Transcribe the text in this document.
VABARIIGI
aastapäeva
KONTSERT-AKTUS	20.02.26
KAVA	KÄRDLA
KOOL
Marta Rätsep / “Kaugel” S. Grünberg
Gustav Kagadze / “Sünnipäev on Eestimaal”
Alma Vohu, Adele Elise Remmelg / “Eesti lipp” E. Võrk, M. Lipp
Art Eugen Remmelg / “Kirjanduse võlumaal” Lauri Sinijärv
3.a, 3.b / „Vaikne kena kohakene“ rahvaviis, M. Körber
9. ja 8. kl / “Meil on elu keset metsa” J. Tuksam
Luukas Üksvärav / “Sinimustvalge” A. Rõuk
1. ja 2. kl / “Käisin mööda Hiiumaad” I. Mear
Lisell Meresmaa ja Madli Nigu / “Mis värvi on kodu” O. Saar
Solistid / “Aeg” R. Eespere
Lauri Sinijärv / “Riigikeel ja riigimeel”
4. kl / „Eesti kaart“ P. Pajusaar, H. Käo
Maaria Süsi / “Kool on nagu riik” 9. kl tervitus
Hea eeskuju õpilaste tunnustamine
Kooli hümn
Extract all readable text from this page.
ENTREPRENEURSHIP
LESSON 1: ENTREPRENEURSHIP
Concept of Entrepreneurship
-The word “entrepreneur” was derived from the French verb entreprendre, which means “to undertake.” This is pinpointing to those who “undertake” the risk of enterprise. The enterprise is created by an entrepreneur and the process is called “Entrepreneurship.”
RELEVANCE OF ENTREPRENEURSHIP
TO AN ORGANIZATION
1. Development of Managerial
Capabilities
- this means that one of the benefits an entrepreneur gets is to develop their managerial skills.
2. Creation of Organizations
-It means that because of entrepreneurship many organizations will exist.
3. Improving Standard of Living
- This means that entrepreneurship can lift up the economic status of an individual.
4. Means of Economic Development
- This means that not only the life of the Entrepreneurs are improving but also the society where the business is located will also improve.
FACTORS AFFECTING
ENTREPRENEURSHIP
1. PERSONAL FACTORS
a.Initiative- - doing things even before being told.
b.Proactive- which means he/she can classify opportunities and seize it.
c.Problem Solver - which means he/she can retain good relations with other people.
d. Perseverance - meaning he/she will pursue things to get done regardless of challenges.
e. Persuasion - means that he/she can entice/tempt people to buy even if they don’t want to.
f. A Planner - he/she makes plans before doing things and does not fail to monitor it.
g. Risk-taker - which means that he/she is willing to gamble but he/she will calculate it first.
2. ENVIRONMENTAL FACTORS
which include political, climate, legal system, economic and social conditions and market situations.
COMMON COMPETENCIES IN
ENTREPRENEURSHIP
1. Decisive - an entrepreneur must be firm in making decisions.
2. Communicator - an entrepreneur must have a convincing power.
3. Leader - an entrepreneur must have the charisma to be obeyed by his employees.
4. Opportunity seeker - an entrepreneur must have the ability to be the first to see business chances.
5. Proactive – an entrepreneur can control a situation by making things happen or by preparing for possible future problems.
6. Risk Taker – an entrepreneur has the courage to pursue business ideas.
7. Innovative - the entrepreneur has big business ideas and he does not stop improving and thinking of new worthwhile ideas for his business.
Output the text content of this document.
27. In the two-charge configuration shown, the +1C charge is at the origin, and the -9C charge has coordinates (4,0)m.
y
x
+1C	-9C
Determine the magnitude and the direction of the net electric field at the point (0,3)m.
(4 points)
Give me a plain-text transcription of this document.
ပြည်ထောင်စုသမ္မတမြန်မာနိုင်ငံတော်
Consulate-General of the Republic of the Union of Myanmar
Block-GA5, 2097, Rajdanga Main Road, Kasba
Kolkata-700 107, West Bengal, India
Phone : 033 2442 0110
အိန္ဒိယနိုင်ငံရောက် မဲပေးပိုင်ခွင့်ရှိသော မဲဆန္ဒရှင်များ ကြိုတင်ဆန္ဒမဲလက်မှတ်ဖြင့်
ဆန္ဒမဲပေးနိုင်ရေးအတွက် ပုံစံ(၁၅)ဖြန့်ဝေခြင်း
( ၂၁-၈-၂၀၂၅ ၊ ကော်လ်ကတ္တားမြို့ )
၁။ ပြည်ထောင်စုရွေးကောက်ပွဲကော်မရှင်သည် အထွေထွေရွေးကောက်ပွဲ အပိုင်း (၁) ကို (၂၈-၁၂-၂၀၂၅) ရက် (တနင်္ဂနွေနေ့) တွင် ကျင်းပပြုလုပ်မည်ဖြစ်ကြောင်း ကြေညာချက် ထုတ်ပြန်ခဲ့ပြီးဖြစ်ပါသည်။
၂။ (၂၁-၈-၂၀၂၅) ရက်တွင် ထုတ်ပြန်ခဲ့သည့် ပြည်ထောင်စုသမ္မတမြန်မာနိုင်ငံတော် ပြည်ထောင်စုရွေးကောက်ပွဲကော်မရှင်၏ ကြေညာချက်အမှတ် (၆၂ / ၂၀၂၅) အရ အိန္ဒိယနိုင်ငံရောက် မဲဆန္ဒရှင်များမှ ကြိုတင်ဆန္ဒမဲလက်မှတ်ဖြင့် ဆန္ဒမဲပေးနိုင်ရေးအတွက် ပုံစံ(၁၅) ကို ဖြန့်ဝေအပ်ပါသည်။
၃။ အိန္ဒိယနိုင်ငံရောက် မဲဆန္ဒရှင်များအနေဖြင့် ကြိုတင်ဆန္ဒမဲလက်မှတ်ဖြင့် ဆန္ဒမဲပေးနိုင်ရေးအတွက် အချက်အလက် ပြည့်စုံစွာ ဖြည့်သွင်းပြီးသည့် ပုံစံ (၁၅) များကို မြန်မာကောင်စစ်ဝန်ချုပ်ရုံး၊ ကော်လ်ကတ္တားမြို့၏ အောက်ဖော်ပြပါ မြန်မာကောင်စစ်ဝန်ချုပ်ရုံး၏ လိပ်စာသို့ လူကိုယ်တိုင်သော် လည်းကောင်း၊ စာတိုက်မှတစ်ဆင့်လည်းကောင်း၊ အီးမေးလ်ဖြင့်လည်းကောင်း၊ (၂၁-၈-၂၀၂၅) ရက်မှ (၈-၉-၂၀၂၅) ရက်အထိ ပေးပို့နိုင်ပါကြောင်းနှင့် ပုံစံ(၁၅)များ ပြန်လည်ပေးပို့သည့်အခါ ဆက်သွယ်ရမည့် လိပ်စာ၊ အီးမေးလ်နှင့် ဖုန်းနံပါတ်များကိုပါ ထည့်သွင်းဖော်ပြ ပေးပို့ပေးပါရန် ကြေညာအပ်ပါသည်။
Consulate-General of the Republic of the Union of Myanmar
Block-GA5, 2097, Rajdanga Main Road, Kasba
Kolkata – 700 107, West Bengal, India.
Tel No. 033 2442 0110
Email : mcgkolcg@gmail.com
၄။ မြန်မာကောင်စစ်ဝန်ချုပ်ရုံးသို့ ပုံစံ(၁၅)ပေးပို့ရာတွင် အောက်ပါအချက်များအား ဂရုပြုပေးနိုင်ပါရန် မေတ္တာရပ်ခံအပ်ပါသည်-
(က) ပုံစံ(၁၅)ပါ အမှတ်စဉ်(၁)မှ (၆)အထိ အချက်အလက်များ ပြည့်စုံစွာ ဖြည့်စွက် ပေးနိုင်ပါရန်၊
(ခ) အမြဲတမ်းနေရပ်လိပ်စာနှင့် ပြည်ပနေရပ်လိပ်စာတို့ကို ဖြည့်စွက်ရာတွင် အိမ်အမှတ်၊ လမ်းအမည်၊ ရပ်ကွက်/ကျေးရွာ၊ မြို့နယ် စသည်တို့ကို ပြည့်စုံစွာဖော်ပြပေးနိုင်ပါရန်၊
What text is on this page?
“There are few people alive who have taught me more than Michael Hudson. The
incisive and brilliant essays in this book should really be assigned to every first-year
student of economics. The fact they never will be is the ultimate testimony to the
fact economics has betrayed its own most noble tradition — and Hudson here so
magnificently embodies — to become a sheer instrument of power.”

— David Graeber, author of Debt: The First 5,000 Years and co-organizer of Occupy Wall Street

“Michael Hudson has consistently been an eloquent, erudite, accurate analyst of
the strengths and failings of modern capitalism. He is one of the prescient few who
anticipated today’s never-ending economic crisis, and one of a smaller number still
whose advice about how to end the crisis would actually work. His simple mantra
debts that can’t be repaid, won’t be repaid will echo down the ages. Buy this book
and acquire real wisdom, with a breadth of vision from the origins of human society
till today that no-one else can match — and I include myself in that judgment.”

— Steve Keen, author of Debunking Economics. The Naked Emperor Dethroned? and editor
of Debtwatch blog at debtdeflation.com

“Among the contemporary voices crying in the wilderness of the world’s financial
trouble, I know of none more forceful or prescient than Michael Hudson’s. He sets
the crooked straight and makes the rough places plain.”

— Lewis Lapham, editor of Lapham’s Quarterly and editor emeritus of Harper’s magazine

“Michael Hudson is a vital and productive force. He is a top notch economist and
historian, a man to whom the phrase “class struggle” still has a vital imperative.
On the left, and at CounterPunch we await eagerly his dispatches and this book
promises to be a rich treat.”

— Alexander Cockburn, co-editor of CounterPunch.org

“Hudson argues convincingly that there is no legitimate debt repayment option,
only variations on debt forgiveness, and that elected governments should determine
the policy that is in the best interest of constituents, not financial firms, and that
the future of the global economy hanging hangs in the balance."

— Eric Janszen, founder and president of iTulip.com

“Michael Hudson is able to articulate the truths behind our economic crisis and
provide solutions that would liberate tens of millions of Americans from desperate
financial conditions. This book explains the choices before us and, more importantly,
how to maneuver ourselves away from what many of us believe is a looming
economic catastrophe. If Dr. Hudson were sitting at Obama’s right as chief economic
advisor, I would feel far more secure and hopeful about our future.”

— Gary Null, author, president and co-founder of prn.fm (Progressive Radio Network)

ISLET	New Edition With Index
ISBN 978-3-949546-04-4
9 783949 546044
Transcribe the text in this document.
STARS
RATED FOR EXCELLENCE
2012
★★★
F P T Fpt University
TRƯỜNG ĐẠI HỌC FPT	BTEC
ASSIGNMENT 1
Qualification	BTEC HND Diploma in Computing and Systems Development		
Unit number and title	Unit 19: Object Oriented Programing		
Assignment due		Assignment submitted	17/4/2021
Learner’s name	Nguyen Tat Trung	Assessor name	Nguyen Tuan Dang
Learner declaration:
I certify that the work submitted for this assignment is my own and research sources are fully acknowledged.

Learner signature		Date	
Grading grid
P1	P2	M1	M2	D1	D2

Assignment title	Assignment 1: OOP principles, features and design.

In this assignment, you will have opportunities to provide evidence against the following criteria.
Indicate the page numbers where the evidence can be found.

## [What is required]
Across the data, tally the lines containing "author" and give back the number alone.

## [Written solution]
3